Take the material below and write it all out again exactly.

**** Listed records

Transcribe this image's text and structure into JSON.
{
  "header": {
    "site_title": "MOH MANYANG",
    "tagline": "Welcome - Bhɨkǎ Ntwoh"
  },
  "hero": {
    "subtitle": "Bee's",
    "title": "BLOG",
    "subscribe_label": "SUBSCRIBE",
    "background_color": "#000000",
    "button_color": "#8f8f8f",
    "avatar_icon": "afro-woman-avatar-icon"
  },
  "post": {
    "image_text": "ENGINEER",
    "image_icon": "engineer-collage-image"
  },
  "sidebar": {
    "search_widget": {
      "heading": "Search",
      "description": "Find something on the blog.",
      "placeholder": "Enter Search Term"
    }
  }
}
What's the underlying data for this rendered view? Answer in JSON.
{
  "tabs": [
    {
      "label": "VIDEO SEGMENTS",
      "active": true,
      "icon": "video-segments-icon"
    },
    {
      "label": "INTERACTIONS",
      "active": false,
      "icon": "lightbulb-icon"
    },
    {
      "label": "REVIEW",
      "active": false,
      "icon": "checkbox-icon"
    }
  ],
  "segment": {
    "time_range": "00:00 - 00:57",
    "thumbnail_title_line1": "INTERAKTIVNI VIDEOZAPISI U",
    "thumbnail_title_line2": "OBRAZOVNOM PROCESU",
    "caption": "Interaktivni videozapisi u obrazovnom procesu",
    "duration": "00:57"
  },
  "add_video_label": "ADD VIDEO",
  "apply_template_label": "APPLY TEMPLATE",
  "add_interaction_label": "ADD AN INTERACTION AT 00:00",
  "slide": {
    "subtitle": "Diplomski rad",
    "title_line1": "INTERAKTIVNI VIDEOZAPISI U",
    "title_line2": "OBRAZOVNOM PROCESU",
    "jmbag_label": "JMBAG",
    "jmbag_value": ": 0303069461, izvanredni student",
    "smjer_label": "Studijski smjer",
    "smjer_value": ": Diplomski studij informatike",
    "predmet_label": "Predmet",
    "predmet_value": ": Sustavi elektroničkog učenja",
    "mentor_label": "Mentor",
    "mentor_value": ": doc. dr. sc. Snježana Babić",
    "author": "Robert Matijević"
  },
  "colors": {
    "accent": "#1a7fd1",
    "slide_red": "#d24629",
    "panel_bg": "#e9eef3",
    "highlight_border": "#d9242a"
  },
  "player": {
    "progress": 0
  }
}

********

Final result:
Transcribe this image's text and structure into JSON.
{
  "header": {
    "site_title": "MOH MANYANG",
    "tagline": "Welcome - Bhɨkǎ Ntwoh"
  },
  "hero": {
    "subtitle": "Bee's",
    "title": "BLOG",
    "subscribe_label": "SUBSCRIBE",
    "background_color": "#000000",
    "button_color": "#8f8f8f",
    "avatar_icon": "afro-woman-avatar-icon"
  },
  "post": {
    "image_text": "ENGINEER",
    "image_icon": "engineer-collage-image"
  },
  "sidebar": {
    "search_widget": {
      "heading": "Search",
      "description": "Find something on the blog.",
      "placeholder": "Enter Search Term"
    }
  }
}
What's the underlying data for this rendered view? Answer in JSON.
{
  "tabs": [
    {
      "label": "VIDEO SEGMENTS",
      "active": true,
      "icon": "video-segments-icon"
    },
    {
      "label": "INTERACTIONS",
      "active": false,
      "icon": "lightbulb-icon"
    },
    {
      "label": "REVIEW",
      "active": false,
      "icon": "checkbox-icon"
    }
  ],
  "segment": {
    "time_range": "00:00 - 00:57",
    "thumbnail_title_line1": "INTERAKTIVNI VIDEOZAPISI U",
    "thumbnail_title_line2": "OBRAZOVNOM PROCESU",
    "caption": "Interaktivni videozapisi u obrazovnom procesu",
    "duration": "00:57"
  },
  "add_video_label": "ADD VIDEO",
  "apply_template_label": "APPLY TEMPLATE",
  "add_interaction_label": "ADD AN INTERACTION AT 00:00",
  "slide": {
    "subtitle": "Diplomski rad",
    "title_line1": "INTERAKTIVNI VIDEOZAPISI U",
    "title_line2": "OBRAZOVNOM PROCESU",
    "jmbag_label": "JMBAG",
    "jmbag_value": ": 0303069461, izvanredni student",
    "smjer_label": "Studijski smjer",
    "smjer_value": ": Diplomski studij informatike",
    "predmet_label": "Predmet",
    "predmet_value": ": Sustavi elektroničkog učenja",
    "mentor_label": "Mentor",
    "mentor_value": ": doc. dr. sc. Snježana Babić",
    "author": "Robert Matijević"
  },
  "colors": {
    "accent": "#1a7fd1",
    "slide_red": "#d24629",
    "panel_bg": "#e9eef3",
    "highlight_border": "#d9242a"
  },
  "player": {
    "progress": 0
  }
}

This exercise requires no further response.